(Collected data entries)
^^^^^^^^^^^^^^^^

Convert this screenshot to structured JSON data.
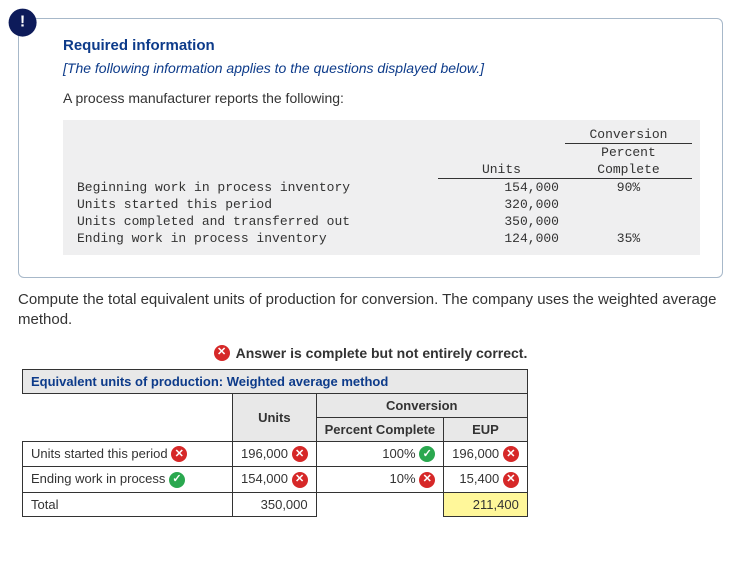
{
  "badge": "!",
  "required": {
    "title": "Required information",
    "subtitle": "[The following information applies to the questions displayed below.]",
    "intro": "A process manufacturer reports the following:",
    "table": {
      "headers": {
        "units": "Units",
        "conv": "Conversion",
        "pct": "Percent",
        "complete": "Complete"
      },
      "rows": [
        {
          "label": "Beginning work in process inventory",
          "units": "154,000",
          "pct": "90%"
        },
        {
          "label": "Units started this period",
          "units": "320,000",
          "pct": ""
        },
        {
          "label": "Units completed and transferred out",
          "units": "350,000",
          "pct": ""
        },
        {
          "label": "Ending work in process inventory",
          "units": "124,000",
          "pct": "35%"
        }
      ]
    }
  },
  "question": "Compute the total equivalent units of production for conversion. The company uses the weighted average method.",
  "feedback": "Answer is complete but not entirely correct.",
  "answer": {
    "title": "Equivalent units of production: Weighted average method",
    "colhead": {
      "units": "Units",
      "conv": "Conversion",
      "pct": "Percent Complete",
      "eup": "EUP"
    },
    "rows": [
      {
        "label": "Units started this period",
        "lmark": "x",
        "units": "196,000",
        "umark": "x",
        "pct": "100%",
        "pmark": "v",
        "eup": "196,000",
        "emark": "x"
      },
      {
        "label": "Ending work in process",
        "lmark": "v",
        "units": "154,000",
        "umark": "x",
        "pct": "10%",
        "pmark": "x",
        "eup": "15,400",
        "emark": "x"
      }
    ],
    "total": {
      "label": "Total",
      "units": "350,000",
      "eup": "211,400"
    }
  },
  "colors": {
    "card_border": "#a7b8c9",
    "badge_bg": "#0d1b5a",
    "heading": "#0d3b8a",
    "mono_bg": "#efeff0",
    "table_header_bg": "#e8e8e8",
    "wrong": "#d62828",
    "right": "#2aa84f",
    "highlight": "#fff79a"
  }
}
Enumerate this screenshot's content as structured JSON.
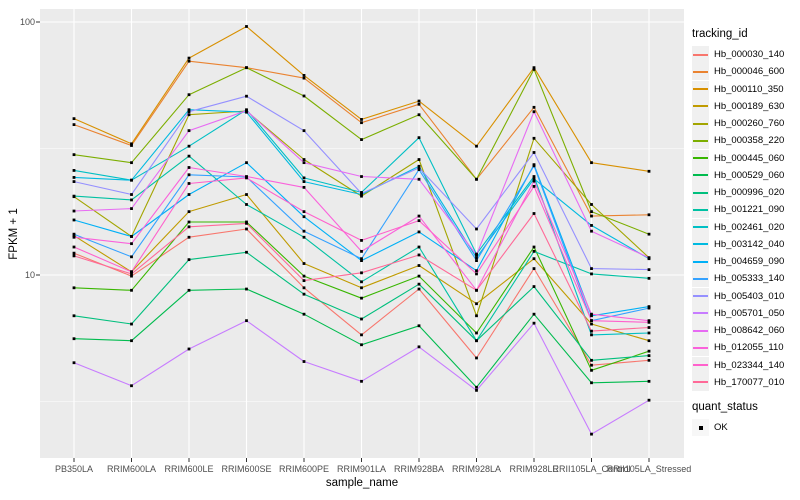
{
  "chart_data": {
    "type": "line",
    "title": "",
    "xlabel": "sample_name",
    "ylabel": "FPKM + 1",
    "y_scale": "log10",
    "y_ticks": [
      10,
      100
    ],
    "y_tick_labels": [
      "10",
      "100"
    ],
    "y_minor_ticks": [
      3.1623,
      31.623
    ],
    "ylim": [
      1.9,
      113
    ],
    "grid": "white-on-gray",
    "panel_bg": "#EBEBEB",
    "gridline_color": "#FFFFFF",
    "tick_mark_color": "#333333",
    "tick_label_color": "#4D4D4D",
    "marker_color": "#000000",
    "marker_shape": "square",
    "legend_position": "right",
    "legend_title": "tracking_id",
    "legend2_title": "quant_status",
    "legend2_items": [
      {
        "label": "OK",
        "marker": "black-square"
      }
    ],
    "categories": [
      "PB350LA",
      "RRIM600LA",
      "RRIM600LE",
      "RRIM600SE",
      "RRIM600PE",
      "RRIM901LA",
      "RRIM928BA",
      "RRIM928LA",
      "RRIM928LE",
      "RRII105LA_Control",
      "RRII105LA_Stressed"
    ],
    "series": [
      {
        "name": "Hb_000030_140",
        "color": "#F8766D",
        "values": [
          12.2,
          9.9,
          14.1,
          15.2,
          8.9,
          5.8,
          8.8,
          4.7,
          10.6,
          4.4,
          4.6
        ]
      },
      {
        "name": "Hb_000046_600",
        "color": "#EA8331",
        "values": [
          39.3,
          32.5,
          70,
          66,
          60,
          40,
          47.3,
          23.9,
          46,
          17.1,
          17.3
        ]
      },
      {
        "name": "Hb_000110_350",
        "color": "#D89000",
        "values": [
          41.5,
          33,
          72,
          96,
          61.5,
          41.2,
          48.7,
          32.3,
          66,
          27.8,
          25.7
        ]
      },
      {
        "name": "Hb_000189_630",
        "color": "#C09B00",
        "values": [
          14.3,
          10.3,
          17.8,
          20.8,
          11.1,
          8.9,
          10.9,
          7.7,
          11.6,
          6.4,
          5.5
        ]
      },
      {
        "name": "Hb_000260_760",
        "color": "#A3A500",
        "values": [
          20.4,
          14.2,
          43,
          44.5,
          28.6,
          20.5,
          28.6,
          6.9,
          34.7,
          19,
          11.7
        ]
      },
      {
        "name": "Hb_000358_220",
        "color": "#7CAE00",
        "values": [
          29.9,
          27.8,
          51.6,
          66,
          51,
          34.3,
          43,
          23.9,
          65,
          17.8,
          14.5
        ]
      },
      {
        "name": "Hb_000445_060",
        "color": "#39B600",
        "values": [
          8.9,
          8.7,
          16.2,
          16.2,
          9.9,
          8.1,
          9.9,
          5.9,
          12.9,
          4.2,
          5.0
        ]
      },
      {
        "name": "Hb_000529_060",
        "color": "#00BB4E",
        "values": [
          5.6,
          5.5,
          8.7,
          8.8,
          7.0,
          5.3,
          6.3,
          3.6,
          7.0,
          3.75,
          3.8
        ]
      },
      {
        "name": "Hb_000996_020",
        "color": "#00BF7D",
        "values": [
          6.9,
          6.4,
          11.5,
          12.3,
          8.4,
          6.7,
          9.2,
          5.5,
          9.0,
          4.6,
          4.8
        ]
      },
      {
        "name": "Hb_001221_090",
        "color": "#00C1A3",
        "values": [
          20.5,
          19.8,
          29.5,
          19.0,
          14.1,
          9.4,
          12.9,
          5.5,
          12.4,
          10.1,
          9.7
        ]
      },
      {
        "name": "Hb_002461_020",
        "color": "#00BFC4",
        "values": [
          25.9,
          23.7,
          32.3,
          45,
          24.2,
          21.2,
          34.9,
          12.1,
          24.5,
          5.8,
          5.9
        ]
      },
      {
        "name": "Hb_003142_040",
        "color": "#00BAE0",
        "values": [
          24.3,
          23.7,
          45,
          44,
          23.4,
          20.8,
          26.9,
          11.7,
          24.0,
          15.7,
          11.6
        ]
      },
      {
        "name": "Hb_004659_090",
        "color": "#00B0F6",
        "values": [
          16.5,
          14.2,
          20.8,
          27.8,
          17.0,
          11.4,
          14.8,
          10.4,
          27.3,
          6.9,
          7.5
        ]
      },
      {
        "name": "Hb_005333_140",
        "color": "#35A2FF",
        "values": [
          14.5,
          11.8,
          24.9,
          24.4,
          14.9,
          11.6,
          26.1,
          11.4,
          27.0,
          6.6,
          7.4
        ]
      },
      {
        "name": "Hb_005403_010",
        "color": "#9590FF",
        "values": [
          23.4,
          20.8,
          44.2,
          50.9,
          37.2,
          21.0,
          26.5,
          15.2,
          30.5,
          10.6,
          10.5
        ]
      },
      {
        "name": "Hb_005701_050",
        "color": "#C77CFF",
        "values": [
          4.5,
          3.65,
          5.1,
          6.6,
          4.55,
          3.8,
          5.2,
          3.5,
          6.45,
          2.35,
          3.2
        ]
      },
      {
        "name": "Hb_008642_060",
        "color": "#E76BF3",
        "values": [
          17.9,
          18.3,
          37.2,
          44.6,
          27.8,
          24.5,
          23.9,
          12.0,
          44.2,
          14.9,
          11.7
        ]
      },
      {
        "name": "Hb_012055_110",
        "color": "#FA62DB",
        "values": [
          14.1,
          13.3,
          26.6,
          24.5,
          22.2,
          12.4,
          17.1,
          8.7,
          23.5,
          7.0,
          6.6
        ]
      },
      {
        "name": "Hb_023344_140",
        "color": "#FF61CC",
        "values": [
          12.9,
          10.3,
          23,
          24.2,
          17.8,
          13.7,
          16.4,
          10.1,
          22.4,
          6.6,
          6.5
        ]
      },
      {
        "name": "Hb_170077_010",
        "color": "#FF6A98",
        "values": [
          11.9,
          10.1,
          15.5,
          16.0,
          9.5,
          10.2,
          12.0,
          8.7,
          17.5,
          6.0,
          6.2
        ]
      }
    ]
  }
}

^^^^^^^^^^^^^^^^

- WORK TO DO: Using the records above, output their complete text exactly, minus any images.

- COMPLETE RESPONSE:
Convert this screenshot to structured JSON data.
{
  "badge": "!",
  "required": {
    "title": "Required information",
    "subtitle": "[The following information applies to the questions displayed below.]",
    "intro": "A process manufacturer reports the following:",
    "table": {
      "headers": {
        "units": "Units",
        "conv": "Conversion",
        "pct": "Percent",
        "complete": "Complete"
      },
      "rows": [
        {
          "label": "Beginning work in process inventory",
          "units": "154,000",
          "pct": "90%"
        },
        {
          "label": "Units started this period",
          "units": "320,000",
          "pct": ""
        },
        {
          "label": "Units completed and transferred out",
          "units": "350,000",
          "pct": ""
        },
        {
          "label": "Ending work in process inventory",
          "units": "124,000",
          "pct": "35%"
        }
      ]
    }
  },
  "question": "Compute the total equivalent units of production for conversion. The company uses the weighted average method.",
  "feedback": "Answer is complete but not entirely correct.",
  "answer": {
    "title": "Equivalent units of production: Weighted average method",
    "colhead": {
      "units": "Units",
      "conv": "Conversion",
      "pct": "Percent Complete",
      "eup": "EUP"
    },
    "rows": [
      {
        "label": "Units started this period",
        "lmark": "x",
        "units": "196,000",
        "umark": "x",
        "pct": "100%",
        "pmark": "v",
        "eup": "196,000",
        "emark": "x"
      },
      {
        "label": "Ending work in process",
        "lmark": "v",
        "units": "154,000",
        "umark": "x",
        "pct": "10%",
        "pmark": "x",
        "eup": "15,400",
        "emark": "x"
      }
    ],
    "total": {
      "label": "Total",
      "units": "350,000",
      "eup": "211,400"
    }
  },
  "colors": {
    "card_border": "#a7b8c9",
    "badge_bg": "#0d1b5a",
    "heading": "#0d3b8a",
    "mono_bg": "#efeff0",
    "table_header_bg": "#e8e8e8",
    "wrong": "#d62828",
    "right": "#2aa84f",
    "highlight": "#fff79a"
  }
}
Enumerate this screenshot's content as structured JSON.
{
  "chart_data": {
    "type": "line",
    "title": "",
    "xlabel": "sample_name",
    "ylabel": "FPKM + 1",
    "y_scale": "log10",
    "y_ticks": [
      10,
      100
    ],
    "y_tick_labels": [
      "10",
      "100"
    ],
    "y_minor_ticks": [
      3.1623,
      31.623
    ],
    "ylim": [
      1.9,
      113
    ],
    "grid": "white-on-gray",
    "panel_bg": "#EBEBEB",
    "gridline_color": "#FFFFFF",
    "tick_mark_color": "#333333",
    "tick_label_color": "#4D4D4D",
    "marker_color": "#000000",
    "marker_shape": "square",
    "legend_position": "right",
    "legend_title": "tracking_id",
    "legend2_title": "quant_status",
    "legend2_items": [
      {
        "label": "OK",
        "marker": "black-square"
      }
    ],
    "categories": [
      "PB350LA",
      "RRIM600LA",
      "RRIM600LE",
      "RRIM600SE",
      "RRIM600PE",
      "RRIM901LA",
      "RRIM928BA",
      "RRIM928LA",
      "RRIM928LE",
      "RRII105LA_Control",
      "RRII105LA_Stressed"
    ],
    "series": [
      {
        "name": "Hb_000030_140",
        "color": "#F8766D",
        "values": [
          12.2,
          9.9,
          14.1,
          15.2,
          8.9,
          5.8,
          8.8,
          4.7,
          10.6,
          4.4,
          4.6
        ]
      },
      {
        "name": "Hb_000046_600",
        "color": "#EA8331",
        "values": [
          39.3,
          32.5,
          70,
          66,
          60,
          40,
          47.3,
          23.9,
          46,
          17.1,
          17.3
        ]
      },
      {
        "name": "Hb_000110_350",
        "color": "#D89000",
        "values": [
          41.5,
          33,
          72,
          96,
          61.5,
          41.2,
          48.7,
          32.3,
          66,
          27.8,
          25.7
        ]
      },
      {
        "name": "Hb_000189_630",
        "color": "#C09B00",
        "values": [
          14.3,
          10.3,
          17.8,
          20.8,
          11.1,
          8.9,
          10.9,
          7.7,
          11.6,
          6.4,
          5.5
        ]
      },
      {
        "name": "Hb_000260_760",
        "color": "#A3A500",
        "values": [
          20.4,
          14.2,
          43,
          44.5,
          28.6,
          20.5,
          28.6,
          6.9,
          34.7,
          19,
          11.7
        ]
      },
      {
        "name": "Hb_000358_220",
        "color": "#7CAE00",
        "values": [
          29.9,
          27.8,
          51.6,
          66,
          51,
          34.3,
          43,
          23.9,
          65,
          17.8,
          14.5
        ]
      },
      {
        "name": "Hb_000445_060",
        "color": "#39B600",
        "values": [
          8.9,
          8.7,
          16.2,
          16.2,
          9.9,
          8.1,
          9.9,
          5.9,
          12.9,
          4.2,
          5.0
        ]
      },
      {
        "name": "Hb_000529_060",
        "color": "#00BB4E",
        "values": [
          5.6,
          5.5,
          8.7,
          8.8,
          7.0,
          5.3,
          6.3,
          3.6,
          7.0,
          3.75,
          3.8
        ]
      },
      {
        "name": "Hb_000996_020",
        "color": "#00BF7D",
        "values": [
          6.9,
          6.4,
          11.5,
          12.3,
          8.4,
          6.7,
          9.2,
          5.5,
          9.0,
          4.6,
          4.8
        ]
      },
      {
        "name": "Hb_001221_090",
        "color": "#00C1A3",
        "values": [
          20.5,
          19.8,
          29.5,
          19.0,
          14.1,
          9.4,
          12.9,
          5.5,
          12.4,
          10.1,
          9.7
        ]
      },
      {
        "name": "Hb_002461_020",
        "color": "#00BFC4",
        "values": [
          25.9,
          23.7,
          32.3,
          45,
          24.2,
          21.2,
          34.9,
          12.1,
          24.5,
          5.8,
          5.9
        ]
      },
      {
        "name": "Hb_003142_040",
        "color": "#00BAE0",
        "values": [
          24.3,
          23.7,
          45,
          44,
          23.4,
          20.8,
          26.9,
          11.7,
          24.0,
          15.7,
          11.6
        ]
      },
      {
        "name": "Hb_004659_090",
        "color": "#00B0F6",
        "values": [
          16.5,
          14.2,
          20.8,
          27.8,
          17.0,
          11.4,
          14.8,
          10.4,
          27.3,
          6.9,
          7.5
        ]
      },
      {
        "name": "Hb_005333_140",
        "color": "#35A2FF",
        "values": [
          14.5,
          11.8,
          24.9,
          24.4,
          14.9,
          11.6,
          26.1,
          11.4,
          27.0,
          6.6,
          7.4
        ]
      },
      {
        "name": "Hb_005403_010",
        "color": "#9590FF",
        "values": [
          23.4,
          20.8,
          44.2,
          50.9,
          37.2,
          21.0,
          26.5,
          15.2,
          30.5,
          10.6,
          10.5
        ]
      },
      {
        "name": "Hb_005701_050",
        "color": "#C77CFF",
        "values": [
          4.5,
          3.65,
          5.1,
          6.6,
          4.55,
          3.8,
          5.2,
          3.5,
          6.45,
          2.35,
          3.2
        ]
      },
      {
        "name": "Hb_008642_060",
        "color": "#E76BF3",
        "values": [
          17.9,
          18.3,
          37.2,
          44.6,
          27.8,
          24.5,
          23.9,
          12.0,
          44.2,
          14.9,
          11.7
        ]
      },
      {
        "name": "Hb_012055_110",
        "color": "#FA62DB",
        "values": [
          14.1,
          13.3,
          26.6,
          24.5,
          22.2,
          12.4,
          17.1,
          8.7,
          23.5,
          7.0,
          6.6
        ]
      },
      {
        "name": "Hb_023344_140",
        "color": "#FF61CC",
        "values": [
          12.9,
          10.3,
          23,
          24.2,
          17.8,
          13.7,
          16.4,
          10.1,
          22.4,
          6.6,
          6.5
        ]
      },
      {
        "name": "Hb_170077_010",
        "color": "#FF6A98",
        "values": [
          11.9,
          10.1,
          15.5,
          16.0,
          9.5,
          10.2,
          12.0,
          8.7,
          17.5,
          6.0,
          6.2
        ]
      }
    ]
  }
}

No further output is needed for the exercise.